--- STORED RECORDS ---

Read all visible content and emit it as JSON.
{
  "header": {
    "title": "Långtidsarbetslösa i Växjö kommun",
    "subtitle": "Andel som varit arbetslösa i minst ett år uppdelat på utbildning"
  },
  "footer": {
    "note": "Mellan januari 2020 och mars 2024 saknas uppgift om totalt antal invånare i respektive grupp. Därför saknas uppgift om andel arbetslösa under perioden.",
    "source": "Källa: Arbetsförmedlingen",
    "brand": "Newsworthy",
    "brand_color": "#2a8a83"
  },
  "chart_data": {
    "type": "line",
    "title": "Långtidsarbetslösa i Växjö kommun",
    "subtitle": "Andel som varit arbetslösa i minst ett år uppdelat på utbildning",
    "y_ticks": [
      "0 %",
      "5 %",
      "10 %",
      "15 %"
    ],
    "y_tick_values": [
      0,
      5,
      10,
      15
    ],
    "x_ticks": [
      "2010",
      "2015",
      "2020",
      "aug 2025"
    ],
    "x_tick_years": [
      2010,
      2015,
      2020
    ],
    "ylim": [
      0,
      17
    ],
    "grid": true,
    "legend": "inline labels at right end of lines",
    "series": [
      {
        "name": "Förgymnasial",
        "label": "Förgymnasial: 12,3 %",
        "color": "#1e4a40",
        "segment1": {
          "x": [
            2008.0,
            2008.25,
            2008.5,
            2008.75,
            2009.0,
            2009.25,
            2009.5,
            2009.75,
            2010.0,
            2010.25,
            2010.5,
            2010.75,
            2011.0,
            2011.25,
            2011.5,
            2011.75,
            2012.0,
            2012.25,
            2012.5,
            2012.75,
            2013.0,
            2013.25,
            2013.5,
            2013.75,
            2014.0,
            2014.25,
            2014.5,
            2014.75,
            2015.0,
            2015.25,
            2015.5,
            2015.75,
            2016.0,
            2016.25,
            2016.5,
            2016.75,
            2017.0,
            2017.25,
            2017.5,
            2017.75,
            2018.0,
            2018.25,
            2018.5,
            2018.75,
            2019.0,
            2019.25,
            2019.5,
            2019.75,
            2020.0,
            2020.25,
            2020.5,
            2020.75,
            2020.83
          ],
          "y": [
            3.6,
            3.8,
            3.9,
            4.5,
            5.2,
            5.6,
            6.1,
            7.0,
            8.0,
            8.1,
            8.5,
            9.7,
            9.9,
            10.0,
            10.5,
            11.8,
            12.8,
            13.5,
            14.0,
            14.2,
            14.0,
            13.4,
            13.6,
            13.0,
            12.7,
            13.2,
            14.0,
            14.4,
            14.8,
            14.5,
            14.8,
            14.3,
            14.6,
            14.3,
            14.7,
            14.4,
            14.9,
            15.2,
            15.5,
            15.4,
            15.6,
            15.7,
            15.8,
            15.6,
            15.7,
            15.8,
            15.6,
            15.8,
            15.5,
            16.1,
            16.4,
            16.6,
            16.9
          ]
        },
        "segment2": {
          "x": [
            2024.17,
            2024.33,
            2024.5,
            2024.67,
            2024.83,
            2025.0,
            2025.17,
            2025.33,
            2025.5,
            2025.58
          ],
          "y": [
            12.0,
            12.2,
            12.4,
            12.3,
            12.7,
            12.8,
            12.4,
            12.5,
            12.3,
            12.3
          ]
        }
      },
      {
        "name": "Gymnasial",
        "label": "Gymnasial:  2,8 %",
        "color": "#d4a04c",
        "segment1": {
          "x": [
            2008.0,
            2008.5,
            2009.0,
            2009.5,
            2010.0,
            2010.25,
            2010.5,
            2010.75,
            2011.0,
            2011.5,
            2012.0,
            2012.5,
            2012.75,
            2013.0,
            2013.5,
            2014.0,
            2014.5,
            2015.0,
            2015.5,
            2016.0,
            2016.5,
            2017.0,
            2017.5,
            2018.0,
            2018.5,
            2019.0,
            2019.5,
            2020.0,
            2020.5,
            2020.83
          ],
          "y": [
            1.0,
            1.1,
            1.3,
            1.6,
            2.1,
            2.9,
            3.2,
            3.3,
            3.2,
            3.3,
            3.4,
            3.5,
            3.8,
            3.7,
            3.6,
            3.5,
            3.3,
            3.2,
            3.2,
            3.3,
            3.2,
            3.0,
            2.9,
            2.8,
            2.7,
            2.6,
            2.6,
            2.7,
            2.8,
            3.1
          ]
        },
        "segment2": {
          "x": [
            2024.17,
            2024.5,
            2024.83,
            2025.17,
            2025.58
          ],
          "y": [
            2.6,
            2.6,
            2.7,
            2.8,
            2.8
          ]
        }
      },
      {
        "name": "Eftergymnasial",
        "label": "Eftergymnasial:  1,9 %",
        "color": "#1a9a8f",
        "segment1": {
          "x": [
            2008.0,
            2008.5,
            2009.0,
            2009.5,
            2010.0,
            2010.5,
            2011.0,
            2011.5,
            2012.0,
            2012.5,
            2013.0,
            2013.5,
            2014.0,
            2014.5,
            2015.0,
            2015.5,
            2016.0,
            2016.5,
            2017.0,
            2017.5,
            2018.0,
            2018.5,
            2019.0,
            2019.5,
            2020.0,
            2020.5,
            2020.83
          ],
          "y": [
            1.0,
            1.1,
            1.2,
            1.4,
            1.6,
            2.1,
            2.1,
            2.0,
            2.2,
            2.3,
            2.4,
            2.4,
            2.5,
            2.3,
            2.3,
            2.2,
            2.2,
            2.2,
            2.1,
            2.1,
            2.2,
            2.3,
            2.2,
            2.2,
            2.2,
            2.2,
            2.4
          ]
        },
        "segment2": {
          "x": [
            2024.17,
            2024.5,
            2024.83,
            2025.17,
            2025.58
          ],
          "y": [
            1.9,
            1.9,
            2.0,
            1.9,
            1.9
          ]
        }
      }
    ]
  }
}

---

TASK GOAL: Take the records above and return them exactly as written.

SOLVED PROBLEM:
Read all visible content and emit it as JSON.
{
  "header": {
    "title": "Långtidsarbetslösa i Växjö kommun",
    "subtitle": "Andel som varit arbetslösa i minst ett år uppdelat på utbildning"
  },
  "footer": {
    "note": "Mellan januari 2020 och mars 2024 saknas uppgift om totalt antal invånare i respektive grupp. Därför saknas uppgift om andel arbetslösa under perioden.",
    "source": "Källa: Arbetsförmedlingen",
    "brand": "Newsworthy",
    "brand_color": "#2a8a83"
  },
  "chart_data": {
    "type": "line",
    "title": "Långtidsarbetslösa i Växjö kommun",
    "subtitle": "Andel som varit arbetslösa i minst ett år uppdelat på utbildning",
    "y_ticks": [
      "0 %",
      "5 %",
      "10 %",
      "15 %"
    ],
    "y_tick_values": [
      0,
      5,
      10,
      15
    ],
    "x_ticks": [
      "2010",
      "2015",
      "2020",
      "aug 2025"
    ],
    "x_tick_years": [
      2010,
      2015,
      2020
    ],
    "ylim": [
      0,
      17
    ],
    "grid": true,
    "legend": "inline labels at right end of lines",
    "series": [
      {
        "name": "Förgymnasial",
        "label": "Förgymnasial: 12,3 %",
        "color": "#1e4a40",
        "segment1": {
          "x": [
            2008.0,
            2008.25,
            2008.5,
            2008.75,
            2009.0,
            2009.25,
            2009.5,
            2009.75,
            2010.0,
            2010.25,
            2010.5,
            2010.75,
            2011.0,
            2011.25,
            2011.5,
            2011.75,
            2012.0,
            2012.25,
            2012.5,
            2012.75,
            2013.0,
            2013.25,
            2013.5,
            2013.75,
            2014.0,
            2014.25,
            2014.5,
            2014.75,
            2015.0,
            2015.25,
            2015.5,
            2015.75,
            2016.0,
            2016.25,
            2016.5,
            2016.75,
            2017.0,
            2017.25,
            2017.5,
            2017.75,
            2018.0,
            2018.25,
            2018.5,
            2018.75,
            2019.0,
            2019.25,
            2019.5,
            2019.75,
            2020.0,
            2020.25,
            2020.5,
            2020.75,
            2020.83
          ],
          "y": [
            3.6,
            3.8,
            3.9,
            4.5,
            5.2,
            5.6,
            6.1,
            7.0,
            8.0,
            8.1,
            8.5,
            9.7,
            9.9,
            10.0,
            10.5,
            11.8,
            12.8,
            13.5,
            14.0,
            14.2,
            14.0,
            13.4,
            13.6,
            13.0,
            12.7,
            13.2,
            14.0,
            14.4,
            14.8,
            14.5,
            14.8,
            14.3,
            14.6,
            14.3,
            14.7,
            14.4,
            14.9,
            15.2,
            15.5,
            15.4,
            15.6,
            15.7,
            15.8,
            15.6,
            15.7,
            15.8,
            15.6,
            15.8,
            15.5,
            16.1,
            16.4,
            16.6,
            16.9
          ]
        },
        "segment2": {
          "x": [
            2024.17,
            2024.33,
            2024.5,
            2024.67,
            2024.83,
            2025.0,
            2025.17,
            2025.33,
            2025.5,
            2025.58
          ],
          "y": [
            12.0,
            12.2,
            12.4,
            12.3,
            12.7,
            12.8,
            12.4,
            12.5,
            12.3,
            12.3
          ]
        }
      },
      {
        "name": "Gymnasial",
        "label": "Gymnasial:  2,8 %",
        "color": "#d4a04c",
        "segment1": {
          "x": [
            2008.0,
            2008.5,
            2009.0,
            2009.5,
            2010.0,
            2010.25,
            2010.5,
            2010.75,
            2011.0,
            2011.5,
            2012.0,
            2012.5,
            2012.75,
            2013.0,
            2013.5,
            2014.0,
            2014.5,
            2015.0,
            2015.5,
            2016.0,
            2016.5,
            2017.0,
            2017.5,
            2018.0,
            2018.5,
            2019.0,
            2019.5,
            2020.0,
            2020.5,
            2020.83
          ],
          "y": [
            1.0,
            1.1,
            1.3,
            1.6,
            2.1,
            2.9,
            3.2,
            3.3,
            3.2,
            3.3,
            3.4,
            3.5,
            3.8,
            3.7,
            3.6,
            3.5,
            3.3,
            3.2,
            3.2,
            3.3,
            3.2,
            3.0,
            2.9,
            2.8,
            2.7,
            2.6,
            2.6,
            2.7,
            2.8,
            3.1
          ]
        },
        "segment2": {
          "x": [
            2024.17,
            2024.5,
            2024.83,
            2025.17,
            2025.58
          ],
          "y": [
            2.6,
            2.6,
            2.7,
            2.8,
            2.8
          ]
        }
      },
      {
        "name": "Eftergymnasial",
        "label": "Eftergymnasial:  1,9 %",
        "color": "#1a9a8f",
        "segment1": {
          "x": [
            2008.0,
            2008.5,
            2009.0,
            2009.5,
            2010.0,
            2010.5,
            2011.0,
            2011.5,
            2012.0,
            2012.5,
            2013.0,
            2013.5,
            2014.0,
            2014.5,
            2015.0,
            2015.5,
            2016.0,
            2016.5,
            2017.0,
            2017.5,
            2018.0,
            2018.5,
            2019.0,
            2019.5,
            2020.0,
            2020.5,
            2020.83
          ],
          "y": [
            1.0,
            1.1,
            1.2,
            1.4,
            1.6,
            2.1,
            2.1,
            2.0,
            2.2,
            2.3,
            2.4,
            2.4,
            2.5,
            2.3,
            2.3,
            2.2,
            2.2,
            2.2,
            2.1,
            2.1,
            2.2,
            2.3,
            2.2,
            2.2,
            2.2,
            2.2,
            2.4
          ]
        },
        "segment2": {
          "x": [
            2024.17,
            2024.5,
            2024.83,
            2025.17,
            2025.58
          ],
          "y": [
            1.9,
            1.9,
            2.0,
            1.9,
            1.9
          ]
        }
      }
    ]
  }
}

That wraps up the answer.